-- START OF The records --

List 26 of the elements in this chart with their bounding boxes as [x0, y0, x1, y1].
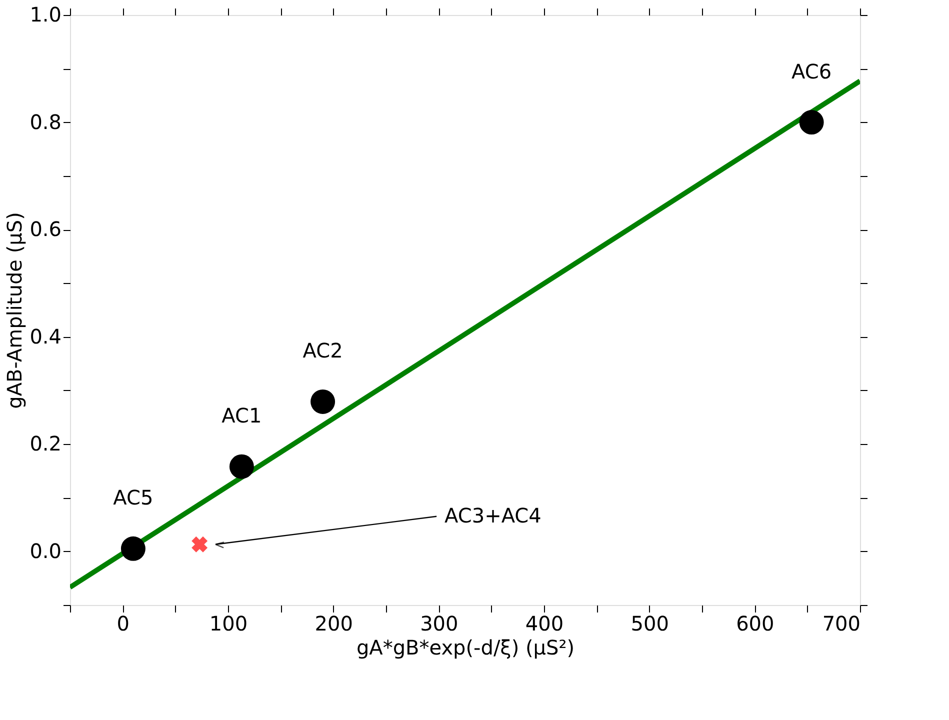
x-tick-label: 700 — [822, 612, 860, 636]
y-tick-label: 0.6 — [30, 217, 62, 242]
x-tick-label: 300 — [420, 612, 458, 636]
point — [229, 454, 254, 479]
point — [799, 110, 824, 134]
point — [310, 389, 336, 414]
x-tick-label: 0 — [116, 612, 130, 636]
annotation: AC1 — [222, 404, 262, 428]
y-axis-title: gAB-Amplitude (µS) — [2, 212, 27, 409]
y-tick-label: 0.0 — [30, 538, 62, 563]
annotation: AC3+AC4 — [444, 503, 542, 528]
y-tick-label: 1.0 — [30, 2, 62, 26]
x-tick-label: 500 — [630, 612, 669, 636]
point — [120, 536, 146, 561]
y-tick-label: 0.8 — [30, 110, 62, 134]
x-tick-label: 200 — [314, 612, 353, 636]
annotation: AC2 — [302, 338, 343, 363]
x-tick-label: 400 — [525, 612, 564, 636]
y-tick-label: 0.4 — [30, 324, 62, 348]
point — [192, 536, 208, 552]
annotation: AC6 — [792, 59, 832, 84]
x-tick-label: 100 — [209, 612, 248, 636]
y-tick-label: 0.2 — [30, 432, 62, 456]
x-axis-title: gA*gB*exp(-d/ξ) (µS²) — [356, 636, 575, 660]
x-tick-label: 600 — [736, 612, 774, 636]
annotation: AC5 — [113, 486, 154, 510]
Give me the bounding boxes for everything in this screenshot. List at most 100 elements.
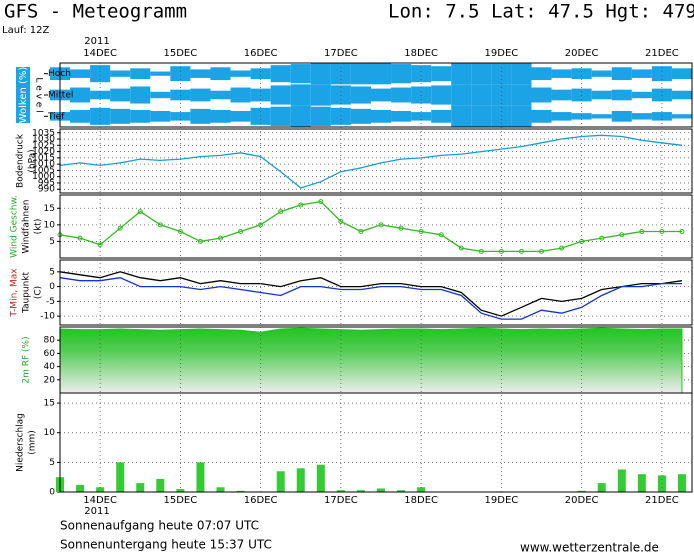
cloud-cell	[350, 108, 371, 124]
x-tick-label-top: 19DEC	[485, 48, 519, 59]
bar	[296, 468, 305, 492]
location: Lon: 7.5 Lat: 47.5 Hgt: 479m	[388, 1, 694, 23]
cloud-cell	[130, 109, 151, 123]
y-tick-label: 80	[44, 336, 56, 346]
panel-frame	[59, 62, 693, 128]
cloud-cell	[631, 91, 652, 99]
cloud-cell	[391, 64, 412, 84]
axis-label: (C)	[34, 286, 44, 299]
cloud-cell	[471, 105, 492, 127]
cloud-cell	[591, 70, 612, 77]
cloud-cell	[531, 67, 552, 81]
x-tick-label-top: 14DEC	[83, 48, 117, 59]
y-tick-label: 1010	[32, 160, 55, 170]
y-tick-label: 60	[44, 349, 56, 359]
cloud-cell	[611, 111, 632, 122]
bar	[236, 490, 245, 492]
cloud-cell	[531, 87, 552, 103]
x-tick-label-bottom: 19DEC	[485, 495, 519, 506]
cloud-cell	[290, 84, 311, 106]
cloud-cell	[671, 114, 692, 119]
x-tick-label-bottom: 18DEC	[404, 495, 438, 506]
cloud-cell	[611, 89, 632, 101]
marker	[398, 225, 404, 231]
axis-label: Bodendruck	[16, 133, 26, 188]
cloud-cell	[651, 112, 672, 121]
cloud-cell	[190, 69, 211, 78]
cloud-cell	[411, 65, 432, 83]
y-tick-label: 1030	[32, 135, 55, 145]
y-tick-label: 1000	[32, 172, 55, 182]
cloud-cell	[511, 63, 532, 85]
y-tick-label: 1035	[32, 128, 55, 138]
area	[59, 327, 683, 394]
cloud-cell	[431, 66, 452, 82]
level-label: Mittel	[48, 91, 73, 101]
sunset: Sonnenuntergang heute 15:37 UTC	[60, 538, 272, 552]
y-tick-label: 995	[38, 178, 55, 188]
cloud-cell	[210, 90, 231, 100]
series-line	[59, 271, 683, 317]
y-tick-label: 5	[49, 237, 55, 247]
cloud-cell	[671, 68, 692, 79]
cloud-cell	[391, 87, 412, 103]
cloud-cell	[531, 109, 552, 123]
cloud-cell	[471, 63, 492, 85]
cloud-cell	[150, 71, 171, 76]
cloud-cell	[230, 70, 251, 77]
cloud-cell	[651, 66, 672, 82]
cloud-cell	[591, 90, 612, 100]
cloud-cell	[370, 109, 392, 123]
marker	[418, 228, 424, 234]
bar	[136, 483, 145, 492]
cloud-cell	[90, 107, 111, 125]
cloud-cell	[230, 87, 251, 103]
cloud-cell	[270, 106, 291, 126]
marker	[97, 242, 103, 248]
cloud-cell	[110, 108, 131, 124]
y-tick-label: 1025	[32, 141, 55, 151]
cloud-cell	[250, 107, 271, 125]
y-tick-label: 40	[44, 362, 56, 372]
cloud-cell	[110, 70, 131, 77]
axis-label: (kt)	[34, 219, 44, 235]
panel-frame	[59, 128, 693, 194]
x-tick-label-top: 16DEC	[244, 48, 278, 59]
marker	[458, 245, 464, 251]
cloud-cell	[70, 69, 91, 78]
cloud-cell	[250, 68, 271, 79]
bar	[76, 484, 85, 492]
cloud-cell	[511, 105, 532, 127]
cloud-cell	[130, 68, 151, 79]
y-tick-label: 1005	[32, 166, 55, 176]
cloud-cell	[471, 84, 492, 106]
axis-label: T-Min, Max	[10, 268, 20, 318]
panel-label: Wolken (%)	[18, 67, 29, 124]
marker	[298, 202, 304, 208]
bar	[156, 478, 165, 492]
y-tick-label: -5	[46, 297, 55, 307]
cloud-cell	[411, 112, 432, 121]
cloud-cell	[431, 109, 452, 123]
marker	[177, 228, 183, 234]
marker	[639, 228, 645, 234]
bar	[377, 488, 386, 492]
source: www.wetterzentrale.de	[520, 541, 659, 553]
marker	[157, 222, 163, 228]
cloud-cell	[130, 86, 151, 104]
axis-label: Niederschlag	[16, 413, 26, 472]
cloud-cell	[391, 111, 412, 122]
cloud-cell	[451, 63, 472, 85]
axis-label: Taupunkt	[22, 271, 32, 314]
series-line	[59, 200, 682, 253]
bar	[597, 483, 606, 492]
bar	[356, 490, 365, 492]
bar	[417, 487, 426, 492]
title: GFS - Meteogramm	[4, 1, 187, 23]
cloud-cell	[451, 84, 472, 106]
marker	[358, 228, 364, 234]
cloud-cell	[310, 106, 331, 126]
axis-label: Wind Geschw.	[10, 195, 20, 258]
marker	[619, 232, 625, 238]
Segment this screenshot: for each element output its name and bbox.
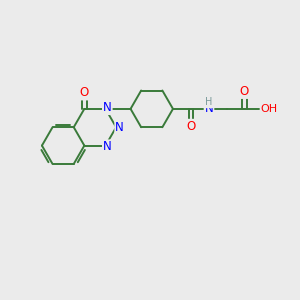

-- END OF The records --

## What you should do
Count the lines in the rows above that contain the word "elements", treating uppercase and lowercase as different. Reply with the number only.

## Task response
2